### [RECORDED DATA]
········

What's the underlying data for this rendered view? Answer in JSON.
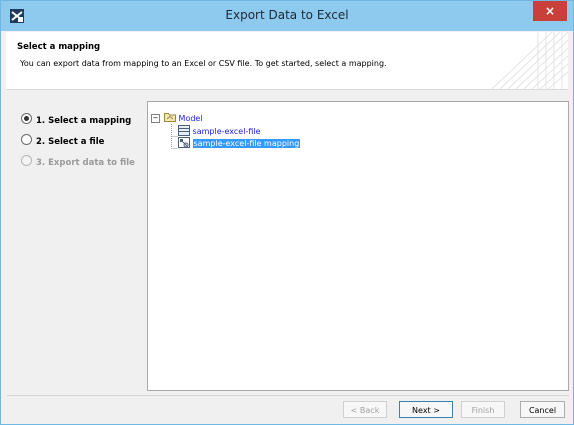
{
  "window": {
    "title": "Export Data to Excel",
    "close_glyph": "×"
  },
  "header": {
    "title": "Select a mapping",
    "description": "You can export data from mapping to an Excel or CSV file. To get started, select a mapping."
  },
  "steps": [
    {
      "label": "1. Select a mapping",
      "state": "selected"
    },
    {
      "label": "2. Select a file",
      "state": "enabled"
    },
    {
      "label": "3. Export data to file",
      "state": "disabled"
    }
  ],
  "tree": {
    "expander": "−",
    "root": {
      "label": "Model",
      "icon": "package-icon"
    },
    "children": [
      {
        "label": "sample-excel-file",
        "icon": "excel-file-icon",
        "selected": false
      },
      {
        "label": "sample-excel-file mapping",
        "icon": "mapping-icon",
        "selected": true
      }
    ]
  },
  "buttons": {
    "back": "< Back",
    "next": "Next >",
    "finish": "Finish",
    "cancel": "Cancel"
  },
  "colors": {
    "titlebar": "#8ec9ee",
    "close": "#c9403a",
    "selection": "#3399ff",
    "tree_text": "#1a1aff"
  }
}
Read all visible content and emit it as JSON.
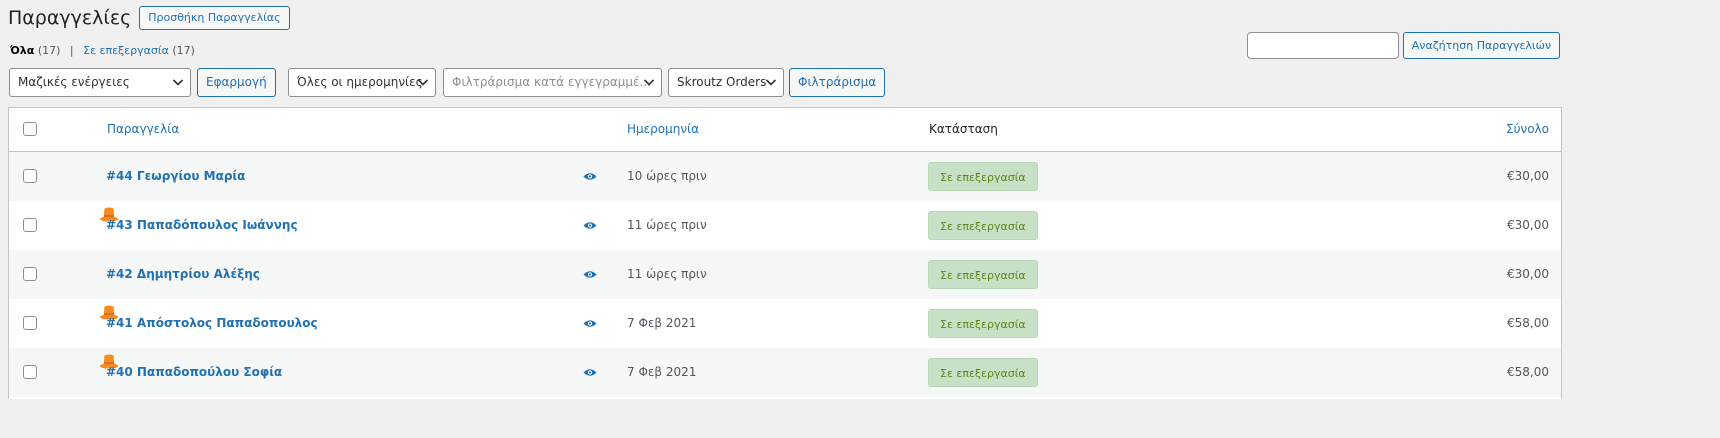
{
  "header": {
    "title": "Παραγγελίες",
    "add_button": "Προσθήκη Παραγγελίας"
  },
  "views": {
    "all_label": "Όλα",
    "all_count": "(17)",
    "processing_label": "Σε επεξεργασία",
    "processing_count": "(17)",
    "separator": "|"
  },
  "search": {
    "value": "",
    "button": "Αναζήτηση Παραγγελιών"
  },
  "filters": {
    "bulk_actions": "Μαζικές ενέργειες",
    "apply": "Εφαρμογή",
    "dates": "Όλες οι ημερομηνίες",
    "customer_placeholder": "Φιλτράρισμα κατά εγγεγραμμέ...",
    "skroutz": "Skroutz Orders",
    "filter_button": "Φιλτράρισμα"
  },
  "table": {
    "columns": {
      "order": "Παραγγελία",
      "date": "Ημερομηνία",
      "status": "Κατάσταση",
      "total": "Σύνολο"
    },
    "rows": [
      {
        "order": "#44 Γεωργίου Μαρία",
        "skroutz": false,
        "date": "10 ώρες πριν",
        "status": "Σε επεξεργασία",
        "total": "€30,00"
      },
      {
        "order": "#43 Παπαδόπουλος Ιωάννης",
        "skroutz": true,
        "date": "11 ώρες πριν",
        "status": "Σε επεξεργασία",
        "total": "€30,00"
      },
      {
        "order": "#42 Δημητρίου Αλέξης",
        "skroutz": false,
        "date": "11 ώρες πριν",
        "status": "Σε επεξεργασία",
        "total": "€30,00"
      },
      {
        "order": "#41 Απόστολος Παπαδοπουλος",
        "skroutz": true,
        "date": "7 Φεβ 2021",
        "status": "Σε επεξεργασία",
        "total": "€58,00"
      },
      {
        "order": "#40 Παπαδοπούλου Σοφία",
        "skroutz": true,
        "date": "7 Φεβ 2021",
        "status": "Σε επεξεργασία",
        "total": "€58,00"
      }
    ]
  },
  "colors": {
    "accent": "#2271b1",
    "status_bg": "#c6e1c6",
    "status_text": "#5b841b",
    "skroutz_icon": "#f68b24"
  }
}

········

### [REQUIRED WORK]
State how many lines of the data include the word "sample", with nothing else.

### [PROBLEM SOLUTION]
2